> _Reading passage_
Mortgage Preapproval vs Prequalification: How to Get Preapproved
Prequalification is a quick, self-reported estimate; preapproval is a documented, credit-checked letter — here's the difference and exactly what you need to get preapproved.

The short answer
Prequalification and preapproval are both letters from a lender that estimate how much you might be able to borrow — the difference is usually how much the lender has actually checked. A prequalification is typically a quick estimate based on numbers you report yourself, often with no documents and sometimes no hard credit pull. A preapproval is usually more thorough: the lender reviews your documentation (income, assets, debts) and pulls your credit, then issues a letter stating a specific amount you're conditionally approved to borrow. To get preapproved, you'll generally need government-issued ID, proof of income, proof of assets, and your written permission to check your credit.
One caution worth knowing up front: according to the Consumer Financial Protection Bureau (CFPB), lenders do not use these two words in a standardized way. There is no legal definition that forces "preapproval" to mean more than "prequalification." What matters is what the lender actually verified — so ask any lender what their specific letter is based on rather than trusting the label alone.
Prequalification vs. preapproval: what actually differs
Prequalification
Prequalification is usually the first, lightest step. You tell a lender your rough income, monthly debts, assets, and estimated credit, and the lender gives you a ballpark borrowing range. Because it often relies on self-reported, unverified information, it can be quick — sometimes done online in minutes. It's genuinely useful for early budgeting and for understanding whether homeownership is realistic before you shop. But a prequalification generally carries less weight with sellers because little has been verified.

> _Problem set_
1. In the article on mortgage preapproval and prequalification, which agency states that lenders do not use the two terms in a standardized way?
2. List each item that the mortgage preapproval article says you will generally need in order to get preapproved.
3. Carry the article on mortgage preapproval and prequalification forward from its final sentence.
The listing that follows is taken from a separate source.

> _Provided data_
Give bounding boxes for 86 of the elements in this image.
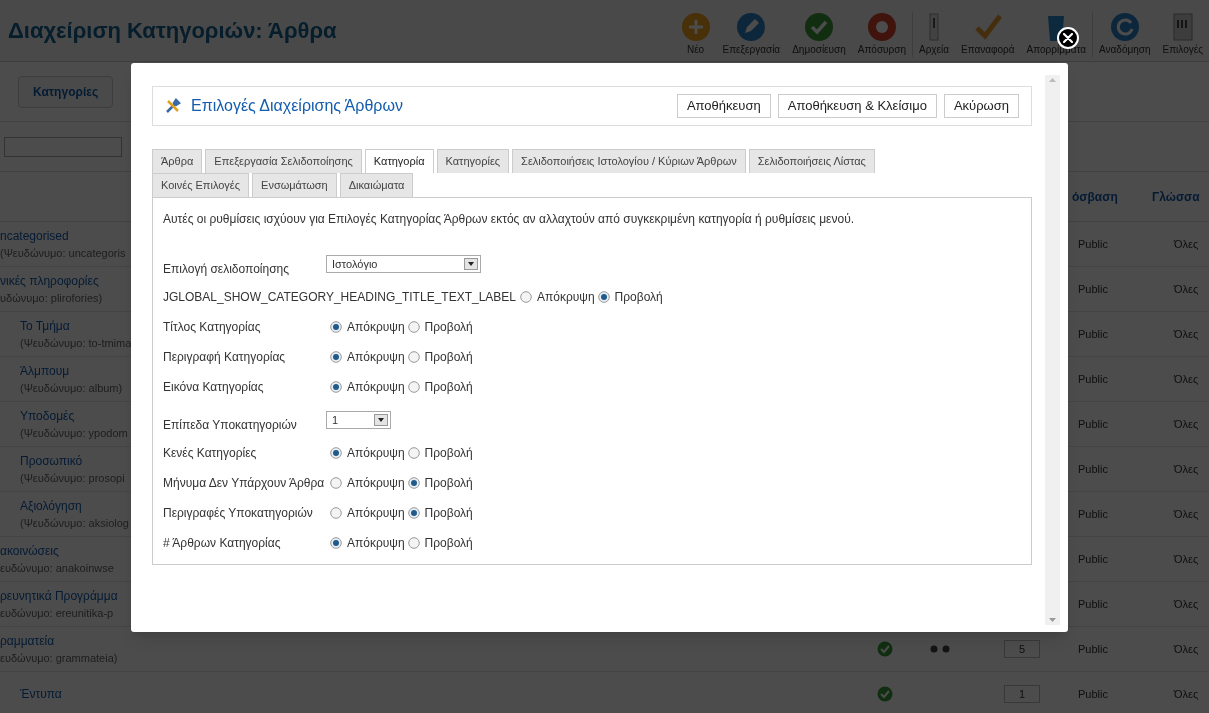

> _Exercise answers_
1. The Consumer Financial Protection Bureau (CFPB).

2.
- Government-issued ID
- Proof of income
- Proof of assets
- Your written permission to check your credit

3.
Preapproval
Preapproval typically involves a real application and a documentation review. You provide paperwork, the lender verifies your income and assets, and the lender pulls your credit report. The result is a letter naming a maximum loan amount you're conditionally approved for, often with an estimated rate for context. Because the lender has checked the underlying facts, a preapproval letter usually signals to sellers and their agents that you're a serious, financed buyer — which can matter in a competitive offer.
The labels are not standardized
This is the CFPB's central point, and it's easy to miss. Some lenders issue a "prequalification" on unverified information and reserve "preapproval" for verified information; others use the words in the opposite order or interchangeably. The words alone don't tell you much about a lender's process. When you request a letter, ask directly: Did you verify my income and assets? Did you pull my credit? Is this letter based on a full application? The answers tell you how much the letter is actually worth.
| Prequalification (typical) | Preapproval (typical) | |
|---|---|---|
| Information used | Self-reported, often unverified | Documented and verified |
| Credit check | Sometimes soft, sometimes none | Usually a hard credit pull |
| Documents required | Few or none | ID, income, assets, and more |
| Weight with sellers | Lower | Higher |
| Best used for | Early budgeting | Making real offers |
Because these are general conventions rather than fixed rules, confirm the specifics with each lender you approach. Loan programs (conventional, FHA, VA, USDA) and individual lender policies vary, and some steps differ by state.
What documents you need to get preapproved
Exact requirements vary by lender and loan type, but most preapprovals ask for some version of the following. Gathering these before you apply speeds everything up.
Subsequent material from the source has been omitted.